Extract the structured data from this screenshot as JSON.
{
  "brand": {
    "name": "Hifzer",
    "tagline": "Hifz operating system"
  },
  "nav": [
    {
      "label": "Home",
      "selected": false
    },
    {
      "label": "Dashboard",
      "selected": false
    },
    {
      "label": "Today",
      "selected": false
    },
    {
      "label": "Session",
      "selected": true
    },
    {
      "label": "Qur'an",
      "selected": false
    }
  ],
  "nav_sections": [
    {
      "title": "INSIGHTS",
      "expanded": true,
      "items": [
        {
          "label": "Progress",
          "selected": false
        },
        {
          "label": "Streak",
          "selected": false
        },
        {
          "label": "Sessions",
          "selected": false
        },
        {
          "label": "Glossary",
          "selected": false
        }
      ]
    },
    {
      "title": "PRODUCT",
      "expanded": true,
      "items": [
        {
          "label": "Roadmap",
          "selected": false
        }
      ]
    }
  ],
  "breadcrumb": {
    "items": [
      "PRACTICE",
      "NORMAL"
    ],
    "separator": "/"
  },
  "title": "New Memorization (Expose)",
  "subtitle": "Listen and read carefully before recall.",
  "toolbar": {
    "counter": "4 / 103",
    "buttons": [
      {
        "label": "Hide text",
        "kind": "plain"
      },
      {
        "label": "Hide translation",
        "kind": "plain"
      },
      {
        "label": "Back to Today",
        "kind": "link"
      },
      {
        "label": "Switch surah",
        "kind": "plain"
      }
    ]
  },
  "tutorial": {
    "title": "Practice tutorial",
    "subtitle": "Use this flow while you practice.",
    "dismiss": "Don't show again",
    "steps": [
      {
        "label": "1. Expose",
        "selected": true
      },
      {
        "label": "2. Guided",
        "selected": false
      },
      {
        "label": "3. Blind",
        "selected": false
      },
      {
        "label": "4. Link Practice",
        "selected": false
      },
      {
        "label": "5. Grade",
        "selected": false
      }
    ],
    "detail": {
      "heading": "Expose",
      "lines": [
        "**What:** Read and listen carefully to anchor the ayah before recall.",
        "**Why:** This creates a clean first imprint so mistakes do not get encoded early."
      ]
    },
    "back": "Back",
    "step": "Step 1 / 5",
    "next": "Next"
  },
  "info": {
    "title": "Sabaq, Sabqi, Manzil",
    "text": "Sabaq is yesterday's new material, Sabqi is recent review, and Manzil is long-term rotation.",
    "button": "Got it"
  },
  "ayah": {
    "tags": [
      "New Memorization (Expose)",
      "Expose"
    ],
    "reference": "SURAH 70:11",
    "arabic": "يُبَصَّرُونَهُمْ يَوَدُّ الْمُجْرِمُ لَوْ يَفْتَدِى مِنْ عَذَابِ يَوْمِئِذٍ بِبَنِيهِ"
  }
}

--------------------------------------------------

Aim of the task -> Using the listing above, retype each line exactly.

Response for this exercise ->
Extract the structured data from this screenshot as JSON.
{
  "brand": {
    "name": "Hifzer",
    "tagline": "Hifz operating system"
  },
  "nav": [
    {
      "label": "Home",
      "selected": false
    },
    {
      "label": "Dashboard",
      "selected": false
    },
    {
      "label": "Today",
      "selected": false
    },
    {
      "label": "Session",
      "selected": true
    },
    {
      "label": "Qur'an",
      "selected": false
    }
  ],
  "nav_sections": [
    {
      "title": "INSIGHTS",
      "expanded": true,
      "items": [
        {
          "label": "Progress",
          "selected": false
        },
        {
          "label": "Streak",
          "selected": false
        },
        {
          "label": "Sessions",
          "selected": false
        },
        {
          "label": "Glossary",
          "selected": false
        }
      ]
    },
    {
      "title": "PRODUCT",
      "expanded": true,
      "items": [
        {
          "label": "Roadmap",
          "selected": false
        }
      ]
    }
  ],
  "breadcrumb": {
    "items": [
      "PRACTICE",
      "NORMAL"
    ],
    "separator": "/"
  },
  "title": "New Memorization (Expose)",
  "subtitle": "Listen and read carefully before recall.",
  "toolbar": {
    "counter": "4 / 103",
    "buttons": [
      {
        "label": "Hide text",
        "kind": "plain"
      },
      {
        "label": "Hide translation",
        "kind": "plain"
      },
      {
        "label": "Back to Today",
        "kind": "link"
      },
      {
        "label": "Switch surah",
        "kind": "plain"
      }
    ]
  },
  "tutorial": {
    "title": "Practice tutorial",
    "subtitle": "Use this flow while you practice.",
    "dismiss": "Don't show again",
    "steps": [
      {
        "label": "1. Expose",
        "selected": true
      },
      {
        "label": "2. Guided",
        "selected": false
      },
      {
        "label": "3. Blind",
        "selected": false
      },
      {
        "label": "4. Link Practice",
        "selected": false
      },
      {
        "label": "5. Grade",
        "selected": false
      }
    ],
    "detail": {
      "heading": "Expose",
      "lines": [
        "**What:** Read and listen carefully to anchor the ayah before recall.",
        "**Why:** This creates a clean first imprint so mistakes do not get encoded early."
      ]
    },
    "back": "Back",
    "step": "Step 1 / 5",
    "next": "Next"
  },
  "info": {
    "title": "Sabaq, Sabqi, Manzil",
    "text": "Sabaq is yesterday's new material, Sabqi is recent review, and Manzil is long-term rotation.",
    "button": "Got it"
  },
  "ayah": {
    "tags": [
      "New Memorization (Expose)",
      "Expose"
    ],
    "reference": "SURAH 70:11",
    "arabic": "يُبَصَّرُونَهُمْ يَوَدُّ الْمُجْرِمُ لَوْ يَفْتَدِى مِنْ عَذَابِ يَوْمِئِذٍ بِبَنِيهِ"
  }
}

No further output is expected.